Your task is to repeat the entries word for word while leaving out the pictures.

## Supplied data
+++++

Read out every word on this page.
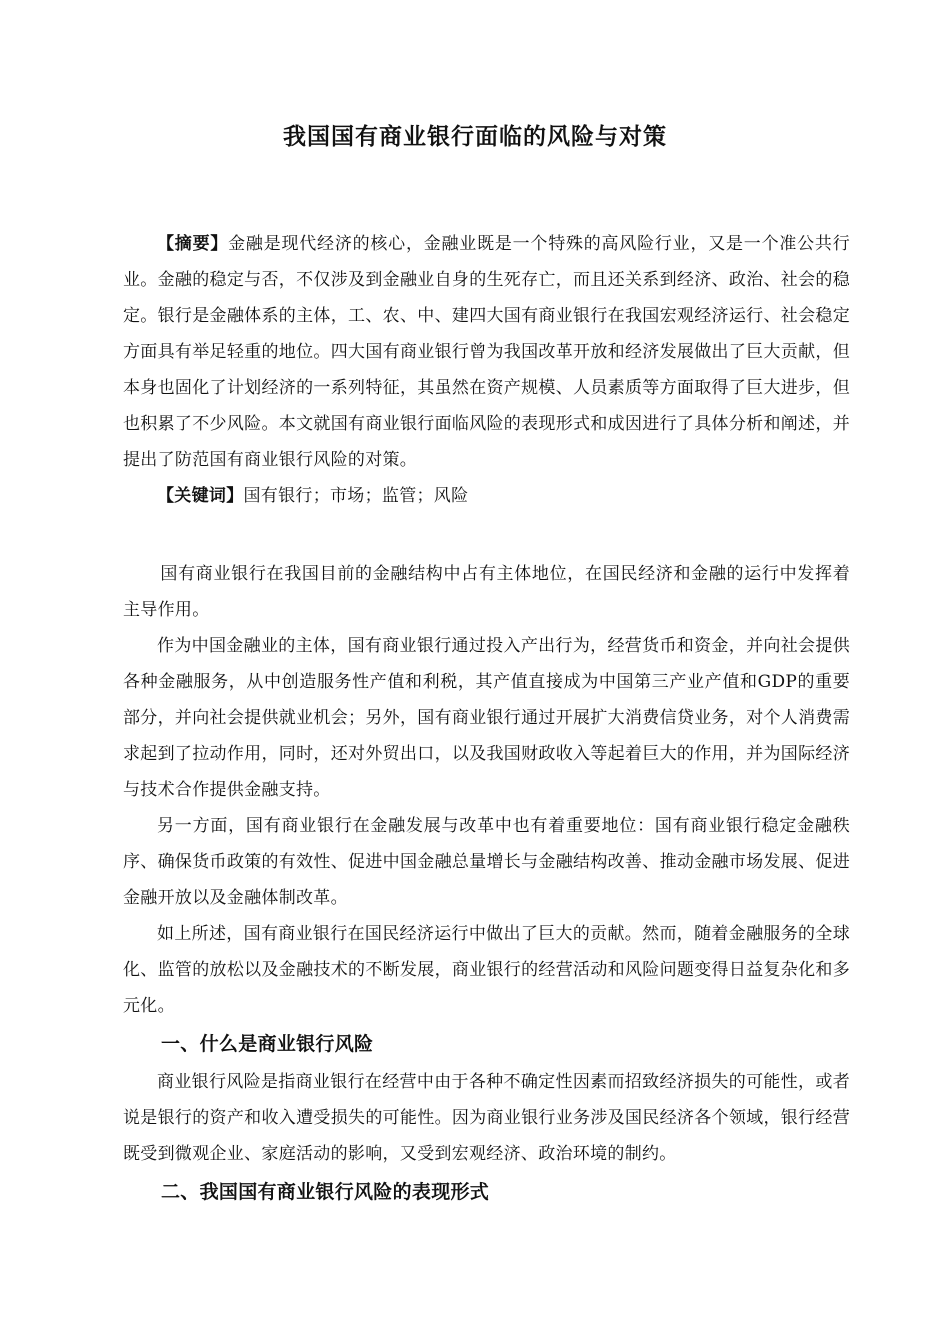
我国国有商业银行面临的风险与对策

【摘要】金融是现代经济的核心，金融业既是一个特殊的高风险行业，又是一个准公共行业。金融的稳定与否，不仅涉及到金融业自身的生死存亡，而且还关系到经济、政治、社会的稳定。银行是金融体系的主体，工、农、中、建四大国有商业银行在我国宏观经济运行、社会稳定方面具有举足轻重的地位。四大国有商业银行曾为我国改革开放和经济发展做出了巨大贡献，但本身也固化了计划经济的一系列特征，其虽然在资产规模、人员素质等方面取得了巨大进步，但也积累了不少风险。本文就国有商业银行面临风险的表现形式和成因进行了具体分析和阐述，并提出了防范国有商业银行风险的对策。

【关键词】国有银行；市场；监管；风险

国有商业银行在我国目前的金融结构中占有主体地位，在国民经济和金融的运行中发挥着主导作用。

作为中国金融业的主体，国有商业银行通过投入产出行为，经营货币和资金，并向社会提供各种金融服务，从中创造服务性产值和利税，其产值直接成为中国第三产业产值和GDP的重要部分，并向社会提供就业机会；另外，国有商业银行通过开展扩大消费信贷业务，对个人消费需求起到了拉动作用，同时，还对外贸出口，以及我国财政收入等起着巨大的作用，并为国际经济与技术合作提供金融支持。

另一方面，国有商业银行在金融发展与改革中也有着重要地位：国有商业银行稳定金融秩序、确保货币政策的有效性、促进中国金融总量增长与金融结构改善、推动金融市场发展、促进金融开放以及金融体制改革。

如上所述，国有商业银行在国民经济运行中做出了巨大的贡献。然而，随着金融服务的全球化、监管的放松以及金融技术的不断发展，商业银行的经营活动和风险问题变得日益复杂化和多元化。

一、什么是商业银行风险

商业银行风险是指商业银行在经营中由于各种不确定性因素而招致经济损失的可能性，或者说是银行的资产和收入遭受损失的可能性。因为商业银行业务涉及国民经济各个领域，银行经营既受到微观企业、家庭活动的影响，又受到宏观经济、政治环境的制约。

二、我国国有商业银行风险的表现形式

+++++

## Solution for this exercise
Read out every word on this page.
我国国有商业银行面临的风险与对策

【摘要】金融是现代经济的核心，金融业既是一个特殊的高风险行业，又是一个准公共行业。金融的稳定与否，不仅涉及到金融业自身的生死存亡，而且还关系到经济、政治、社会的稳定。银行是金融体系的主体，工、农、中、建四大国有商业银行在我国宏观经济运行、社会稳定方面具有举足轻重的地位。四大国有商业银行曾为我国改革开放和经济发展做出了巨大贡献，但本身也固化了计划经济的一系列特征，其虽然在资产规模、人员素质等方面取得了巨大进步，但也积累了不少风险。本文就国有商业银行面临风险的表现形式和成因进行了具体分析和阐述，并提出了防范国有商业银行风险的对策。

【关键词】国有银行；市场；监管；风险

国有商业银行在我国目前的金融结构中占有主体地位，在国民经济和金融的运行中发挥着主导作用。

作为中国金融业的主体，国有商业银行通过投入产出行为，经营货币和资金，并向社会提供各种金融服务，从中创造服务性产值和利税，其产值直接成为中国第三产业产值和GDP的重要部分，并向社会提供就业机会；另外，国有商业银行通过开展扩大消费信贷业务，对个人消费需求起到了拉动作用，同时，还对外贸出口，以及我国财政收入等起着巨大的作用，并为国际经济与技术合作提供金融支持。

另一方面，国有商业银行在金融发展与改革中也有着重要地位：国有商业银行稳定金融秩序、确保货币政策的有效性、促进中国金融总量增长与金融结构改善、推动金融市场发展、促进金融开放以及金融体制改革。

如上所述，国有商业银行在国民经济运行中做出了巨大的贡献。然而，随着金融服务的全球化、监管的放松以及金融技术的不断发展，商业银行的经营活动和风险问题变得日益复杂化和多元化。

一、什么是商业银行风险

商业银行风险是指商业银行在经营中由于各种不确定性因素而招致经济损失的可能性，或者说是银行的资产和收入遭受损失的可能性。因为商业银行业务涉及国民经济各个领域，银行经营既受到微观企业、家庭活动的影响，又受到宏观经济、政治环境的制约。

二、我国国有商业银行风险的表现形式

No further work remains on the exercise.